--- Brief ---
Reproduce the listing below verbatim.

--- Raw data ---
↓

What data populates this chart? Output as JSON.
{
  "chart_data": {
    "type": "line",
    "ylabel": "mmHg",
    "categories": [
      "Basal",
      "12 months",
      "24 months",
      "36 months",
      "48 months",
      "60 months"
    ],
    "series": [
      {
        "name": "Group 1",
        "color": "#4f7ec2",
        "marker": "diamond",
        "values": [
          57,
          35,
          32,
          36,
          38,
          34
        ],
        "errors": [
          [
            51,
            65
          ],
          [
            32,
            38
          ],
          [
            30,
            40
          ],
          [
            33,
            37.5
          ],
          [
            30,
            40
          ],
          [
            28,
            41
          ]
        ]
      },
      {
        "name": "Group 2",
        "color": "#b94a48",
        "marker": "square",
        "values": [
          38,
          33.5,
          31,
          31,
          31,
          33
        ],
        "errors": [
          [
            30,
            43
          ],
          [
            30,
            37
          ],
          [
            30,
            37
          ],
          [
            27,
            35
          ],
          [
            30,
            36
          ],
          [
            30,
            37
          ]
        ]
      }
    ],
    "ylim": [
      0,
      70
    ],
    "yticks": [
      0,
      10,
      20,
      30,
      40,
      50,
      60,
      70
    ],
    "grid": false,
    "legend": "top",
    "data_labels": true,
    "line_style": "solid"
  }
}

↑

--- Output ---
What data populates this chart? Output as JSON.
{
  "chart_data": {
    "type": "line",
    "ylabel": "mmHg",
    "categories": [
      "Basal",
      "12 months",
      "24 months",
      "36 months",
      "48 months",
      "60 months"
    ],
    "series": [
      {
        "name": "Group 1",
        "color": "#4f7ec2",
        "marker": "diamond",
        "values": [
          57,
          35,
          32,
          36,
          38,
          34
        ],
        "errors": [
          [
            51,
            65
          ],
          [
            32,
            38
          ],
          [
            30,
            40
          ],
          [
            33,
            37.5
          ],
          [
            30,
            40
          ],
          [
            28,
            41
          ]
        ]
      },
      {
        "name": "Group 2",
        "color": "#b94a48",
        "marker": "square",
        "values": [
          38,
          33.5,
          31,
          31,
          31,
          33
        ],
        "errors": [
          [
            30,
            43
          ],
          [
            30,
            37
          ],
          [
            30,
            37
          ],
          [
            27,
            35
          ],
          [
            30,
            36
          ],
          [
            30,
            37
          ]
        ]
      }
    ],
    "ylim": [
      0,
      70
    ],
    "yticks": [
      0,
      10,
      20,
      30,
      40,
      50,
      60,
      70
    ],
    "grid": false,
    "legend": "top",
    "data_labels": true,
    "line_style": "solid"
  }
}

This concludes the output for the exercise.